The records that follow are to be repeated exactly, with the pictures removed.

Dataset rows:
>>

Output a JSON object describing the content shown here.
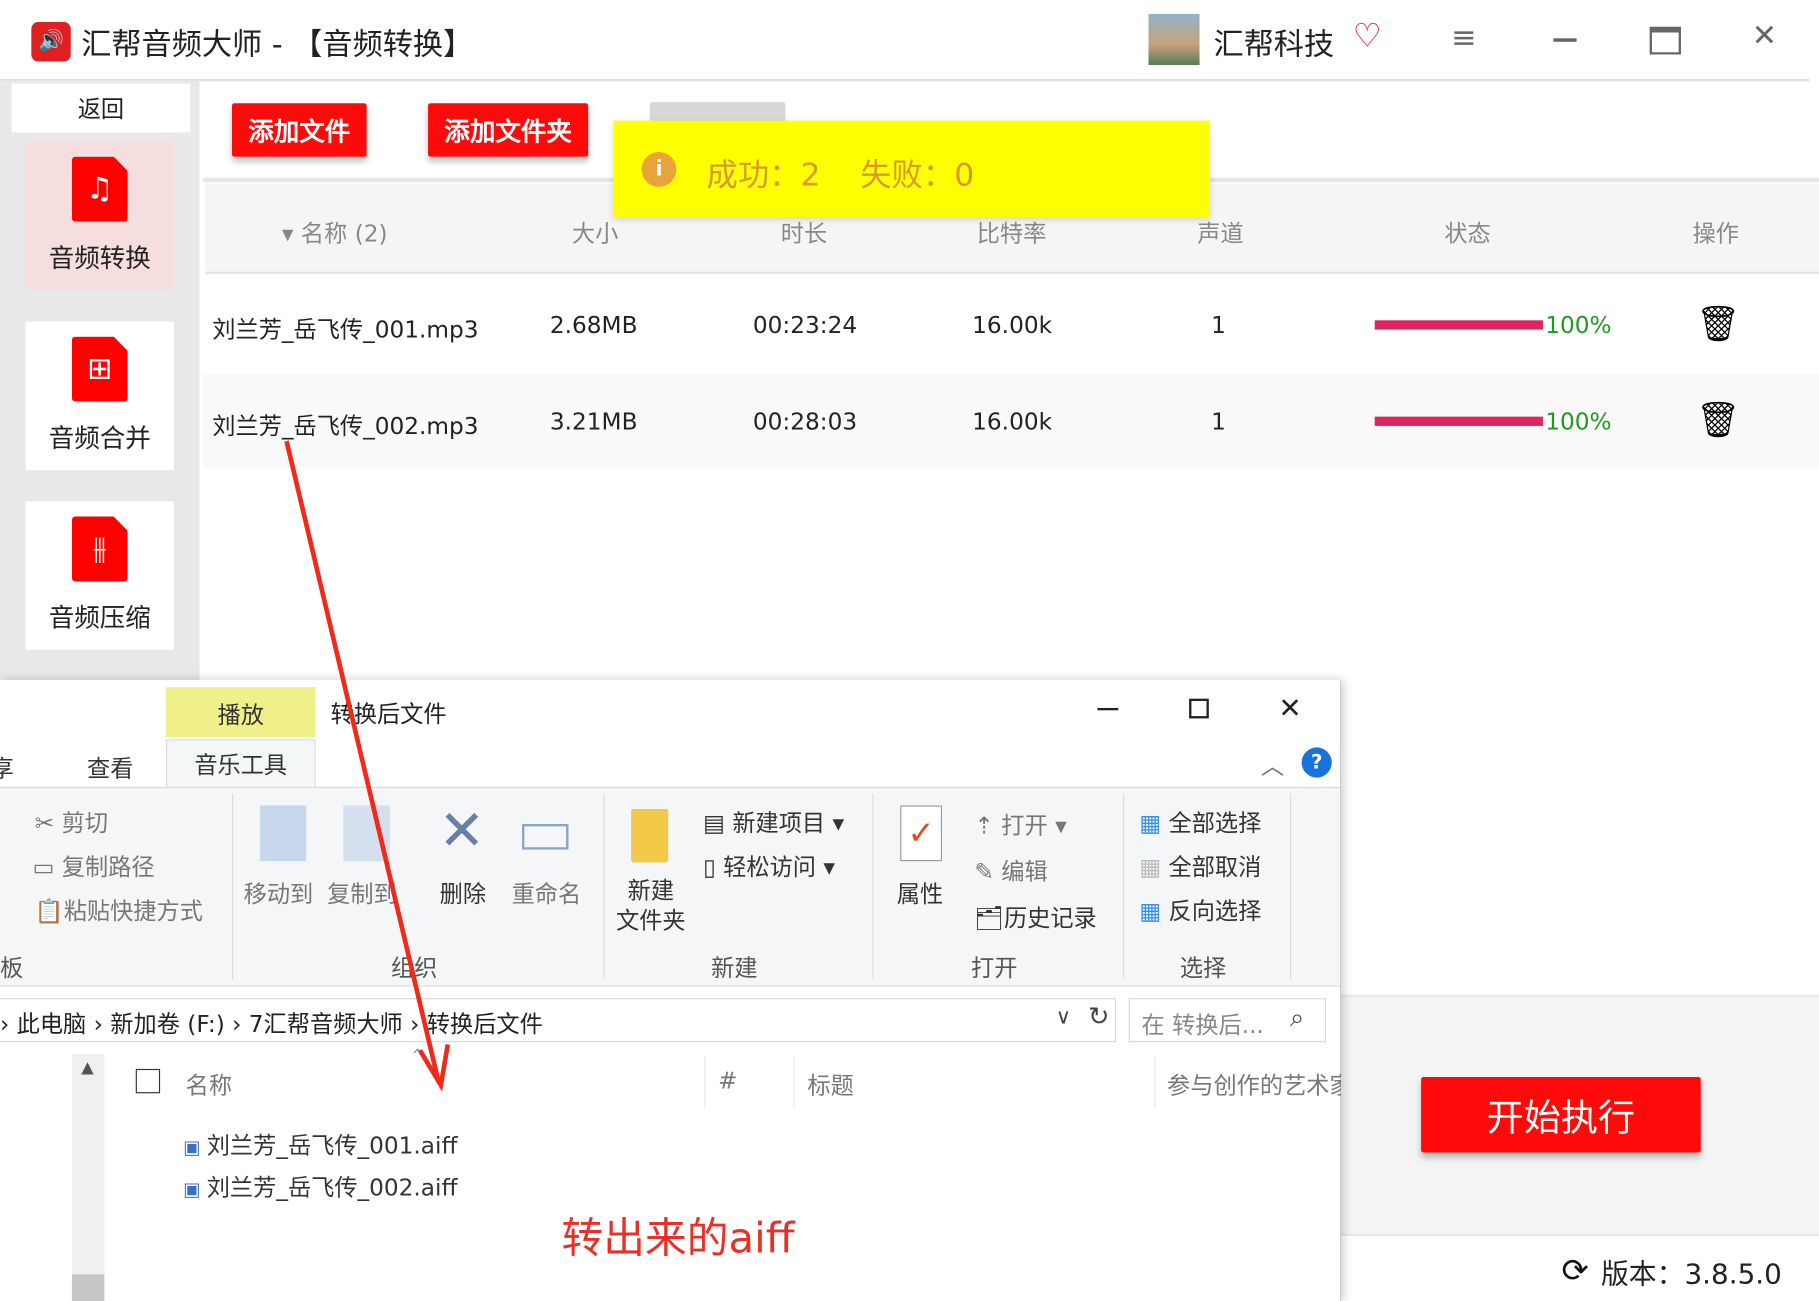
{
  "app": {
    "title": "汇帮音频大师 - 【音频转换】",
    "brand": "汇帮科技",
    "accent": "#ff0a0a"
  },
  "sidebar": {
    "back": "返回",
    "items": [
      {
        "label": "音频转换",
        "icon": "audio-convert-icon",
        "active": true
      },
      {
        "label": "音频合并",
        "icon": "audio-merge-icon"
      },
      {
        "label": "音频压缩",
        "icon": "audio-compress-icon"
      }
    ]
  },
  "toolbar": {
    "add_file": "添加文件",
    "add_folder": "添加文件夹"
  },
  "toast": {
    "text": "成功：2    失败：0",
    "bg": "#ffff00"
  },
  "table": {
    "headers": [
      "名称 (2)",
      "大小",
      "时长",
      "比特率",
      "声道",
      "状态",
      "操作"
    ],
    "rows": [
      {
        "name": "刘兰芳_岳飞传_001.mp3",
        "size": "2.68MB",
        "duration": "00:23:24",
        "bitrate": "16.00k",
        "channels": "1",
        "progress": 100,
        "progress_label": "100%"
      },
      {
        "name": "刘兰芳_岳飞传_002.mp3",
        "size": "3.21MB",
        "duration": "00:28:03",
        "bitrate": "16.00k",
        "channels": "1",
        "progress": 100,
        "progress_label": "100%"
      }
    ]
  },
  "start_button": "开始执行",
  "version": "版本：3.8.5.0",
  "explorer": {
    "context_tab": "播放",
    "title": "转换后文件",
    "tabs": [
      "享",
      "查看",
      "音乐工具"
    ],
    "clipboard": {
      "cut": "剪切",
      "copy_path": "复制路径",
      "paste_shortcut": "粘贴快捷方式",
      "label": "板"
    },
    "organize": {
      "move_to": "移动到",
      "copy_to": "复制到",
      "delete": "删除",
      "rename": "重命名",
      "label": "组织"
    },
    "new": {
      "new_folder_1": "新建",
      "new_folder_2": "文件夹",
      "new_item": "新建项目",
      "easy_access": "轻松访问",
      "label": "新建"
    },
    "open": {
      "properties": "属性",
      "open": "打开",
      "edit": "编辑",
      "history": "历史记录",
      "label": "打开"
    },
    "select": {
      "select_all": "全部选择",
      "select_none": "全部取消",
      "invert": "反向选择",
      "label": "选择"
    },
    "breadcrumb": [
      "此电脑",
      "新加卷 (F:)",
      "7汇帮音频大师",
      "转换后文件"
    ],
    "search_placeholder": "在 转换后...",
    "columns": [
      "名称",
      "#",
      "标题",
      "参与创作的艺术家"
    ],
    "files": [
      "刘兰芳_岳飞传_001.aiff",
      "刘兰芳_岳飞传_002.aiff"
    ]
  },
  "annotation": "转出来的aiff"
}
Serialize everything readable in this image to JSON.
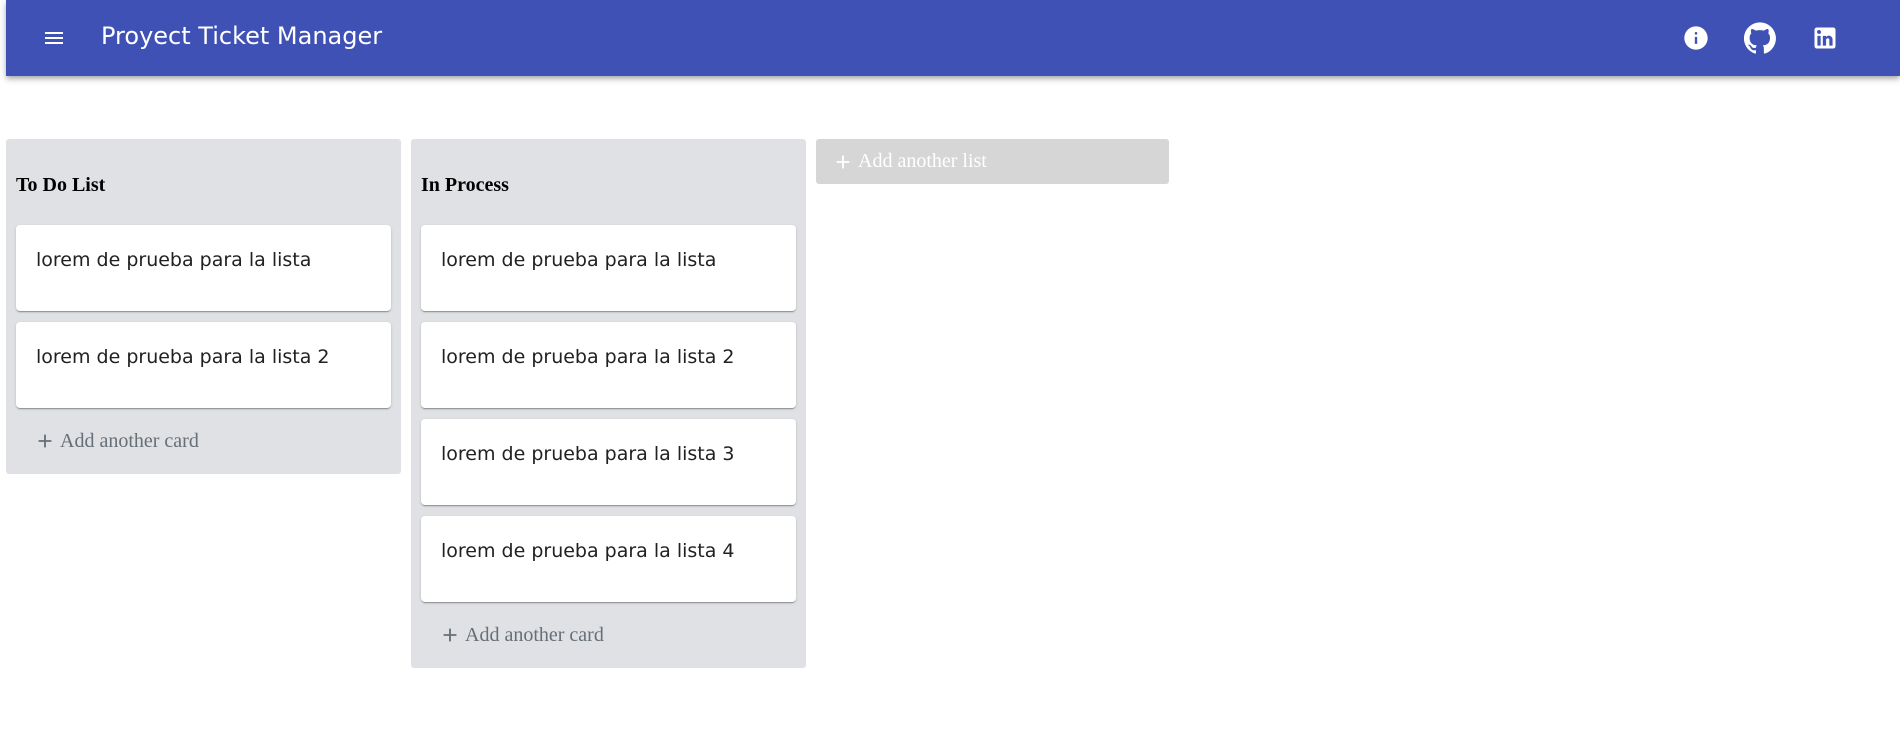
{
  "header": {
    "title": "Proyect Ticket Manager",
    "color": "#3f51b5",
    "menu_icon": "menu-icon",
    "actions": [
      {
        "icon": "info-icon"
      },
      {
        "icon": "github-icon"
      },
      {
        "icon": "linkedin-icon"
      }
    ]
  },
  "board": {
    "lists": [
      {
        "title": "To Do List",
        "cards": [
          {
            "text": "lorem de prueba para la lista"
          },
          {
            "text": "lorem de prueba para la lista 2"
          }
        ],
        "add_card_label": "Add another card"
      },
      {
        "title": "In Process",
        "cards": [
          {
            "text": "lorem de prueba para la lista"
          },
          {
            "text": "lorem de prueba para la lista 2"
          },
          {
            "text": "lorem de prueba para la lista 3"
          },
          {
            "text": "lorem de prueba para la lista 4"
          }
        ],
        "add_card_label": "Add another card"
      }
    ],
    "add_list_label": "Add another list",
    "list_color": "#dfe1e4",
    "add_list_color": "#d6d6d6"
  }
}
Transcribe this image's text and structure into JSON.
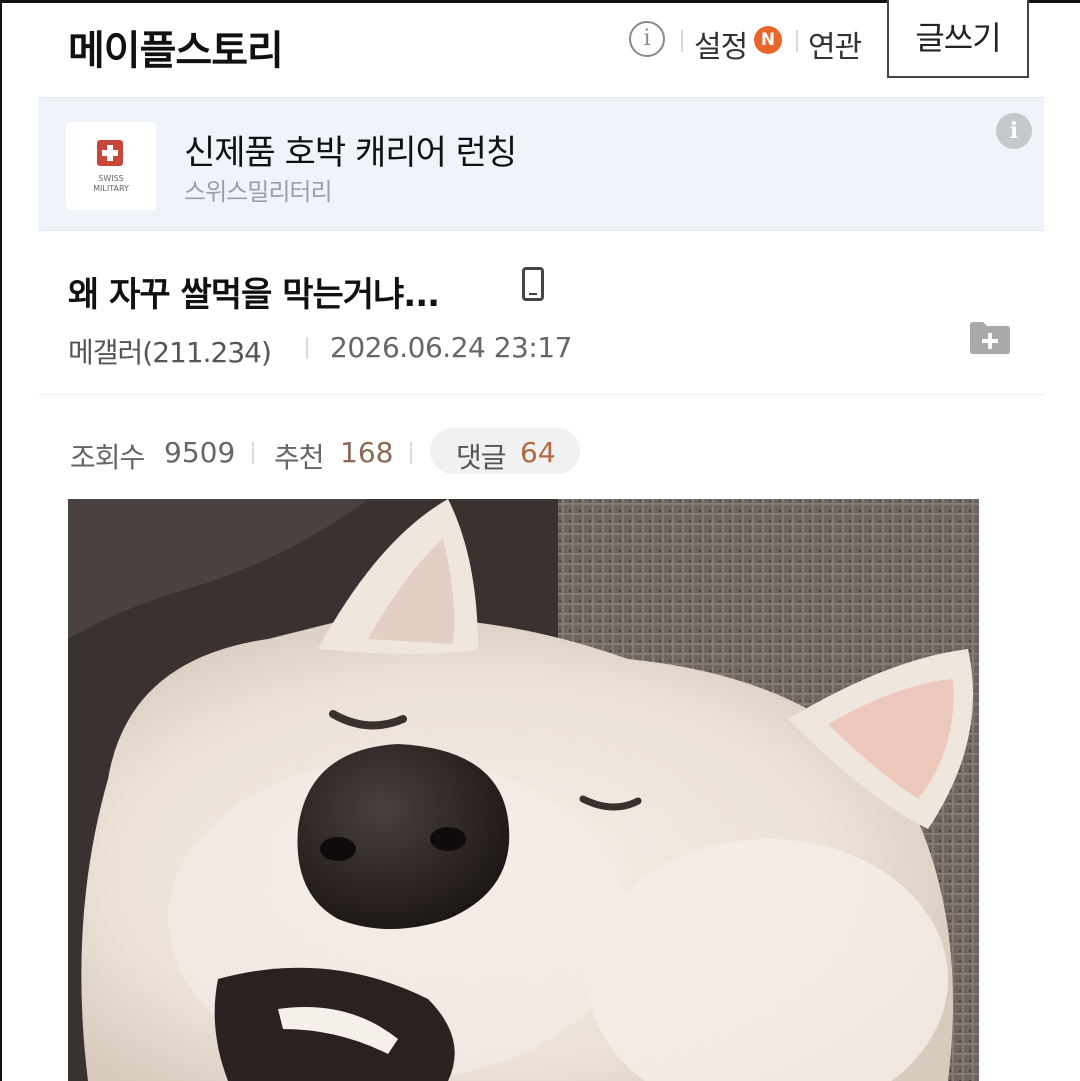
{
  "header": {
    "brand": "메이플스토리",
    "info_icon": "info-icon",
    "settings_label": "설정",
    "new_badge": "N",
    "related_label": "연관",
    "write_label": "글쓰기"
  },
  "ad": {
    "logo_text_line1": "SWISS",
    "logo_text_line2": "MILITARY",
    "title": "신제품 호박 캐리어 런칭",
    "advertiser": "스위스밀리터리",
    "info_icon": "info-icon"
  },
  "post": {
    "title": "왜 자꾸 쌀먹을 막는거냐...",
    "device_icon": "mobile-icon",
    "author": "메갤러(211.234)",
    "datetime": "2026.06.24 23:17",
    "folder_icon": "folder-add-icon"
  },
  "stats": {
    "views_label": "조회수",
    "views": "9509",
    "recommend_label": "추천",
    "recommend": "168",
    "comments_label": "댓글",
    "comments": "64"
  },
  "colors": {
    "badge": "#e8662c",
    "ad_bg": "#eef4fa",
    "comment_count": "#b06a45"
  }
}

<<

RESULT:
Output a JSON object describing the content shown here.
{
  "app": {
    "title": "汇帮音频大师 - 【音频转换】",
    "brand": "汇帮科技",
    "accent": "#ff0a0a"
  },
  "sidebar": {
    "back": "返回",
    "items": [
      {
        "label": "音频转换",
        "icon": "audio-convert-icon",
        "active": true
      },
      {
        "label": "音频合并",
        "icon": "audio-merge-icon"
      },
      {
        "label": "音频压缩",
        "icon": "audio-compress-icon"
      }
    ]
  },
  "toolbar": {
    "add_file": "添加文件",
    "add_folder": "添加文件夹"
  },
  "toast": {
    "text": "成功：2    失败：0",
    "bg": "#ffff00"
  },
  "table": {
    "headers": [
      "名称 (2)",
      "大小",
      "时长",
      "比特率",
      "声道",
      "状态",
      "操作"
    ],
    "rows": [
      {
        "name": "刘兰芳_岳飞传_001.mp3",
        "size": "2.68MB",
        "duration": "00:23:24",
        "bitrate": "16.00k",
        "channels": "1",
        "progress": 100,
        "progress_label": "100%"
      },
      {
        "name": "刘兰芳_岳飞传_002.mp3",
        "size": "3.21MB",
        "duration": "00:28:03",
        "bitrate": "16.00k",
        "channels": "1",
        "progress": 100,
        "progress_label": "100%"
      }
    ]
  },
  "start_button": "开始执行",
  "version": "版本：3.8.5.0",
  "explorer": {
    "context_tab": "播放",
    "title": "转换后文件",
    "tabs": [
      "享",
      "查看",
      "音乐工具"
    ],
    "clipboard": {
      "cut": "剪切",
      "copy_path": "复制路径",
      "paste_shortcut": "粘贴快捷方式",
      "label": "板"
    },
    "organize": {
      "move_to": "移动到",
      "copy_to": "复制到",
      "delete": "删除",
      "rename": "重命名",
      "label": "组织"
    },
    "new": {
      "new_folder_1": "新建",
      "new_folder_2": "文件夹",
      "new_item": "新建项目",
      "easy_access": "轻松访问",
      "label": "新建"
    },
    "open": {
      "properties": "属性",
      "open": "打开",
      "edit": "编辑",
      "history": "历史记录",
      "label": "打开"
    },
    "select": {
      "select_all": "全部选择",
      "select_none": "全部取消",
      "invert": "反向选择",
      "label": "选择"
    },
    "breadcrumb": [
      "此电脑",
      "新加卷 (F:)",
      "7汇帮音频大师",
      "转换后文件"
    ],
    "search_placeholder": "在 转换后...",
    "columns": [
      "名称",
      "#",
      "标题",
      "参与创作的艺术家"
    ],
    "files": [
      "刘兰芳_岳飞传_001.aiff",
      "刘兰芳_岳飞传_002.aiff"
    ]
  },
  "annotation": "转出来的aiff"
}
Serialize everything readable in this image to JSON.
{
  "header": {
    "title": "Proyect Ticket Manager",
    "color": "#3f51b5",
    "menu_icon": "menu-icon",
    "actions": [
      {
        "icon": "info-icon"
      },
      {
        "icon": "github-icon"
      },
      {
        "icon": "linkedin-icon"
      }
    ]
  },
  "board": {
    "lists": [
      {
        "title": "To Do List",
        "cards": [
          {
            "text": "lorem de prueba para la lista"
          },
          {
            "text": "lorem de prueba para la lista 2"
          }
        ],
        "add_card_label": "Add another card"
      },
      {
        "title": "In Process",
        "cards": [
          {
            "text": "lorem de prueba para la lista"
          },
          {
            "text": "lorem de prueba para la lista 2"
          },
          {
            "text": "lorem de prueba para la lista 3"
          },
          {
            "text": "lorem de prueba para la lista 4"
          }
        ],
        "add_card_label": "Add another card"
      }
    ],
    "add_list_label": "Add another list",
    "list_color": "#dfe1e4",
    "add_list_color": "#d6d6d6"
  }
}
Transcribe this image's text and structure into JSON.
{
  "header": {
    "brand": "메이플스토리",
    "info_icon": "info-icon",
    "settings_label": "설정",
    "new_badge": "N",
    "related_label": "연관",
    "write_label": "글쓰기"
  },
  "ad": {
    "logo_text_line1": "SWISS",
    "logo_text_line2": "MILITARY",
    "title": "신제품 호박 캐리어 런칭",
    "advertiser": "스위스밀리터리",
    "info_icon": "info-icon"
  },
  "post": {
    "title": "왜 자꾸 쌀먹을 막는거냐...",
    "device_icon": "mobile-icon",
    "author": "메갤러(211.234)",
    "datetime": "2026.06.24 23:17",
    "folder_icon": "folder-add-icon"
  },
  "stats": {
    "views_label": "조회수",
    "views": "9509",
    "recommend_label": "추천",
    "recommend": "168",
    "comments_label": "댓글",
    "comments": "64"
  },
  "colors": {
    "badge": "#e8662c",
    "ad_bg": "#eef4fa",
    "comment_count": "#b06a45"
  }
}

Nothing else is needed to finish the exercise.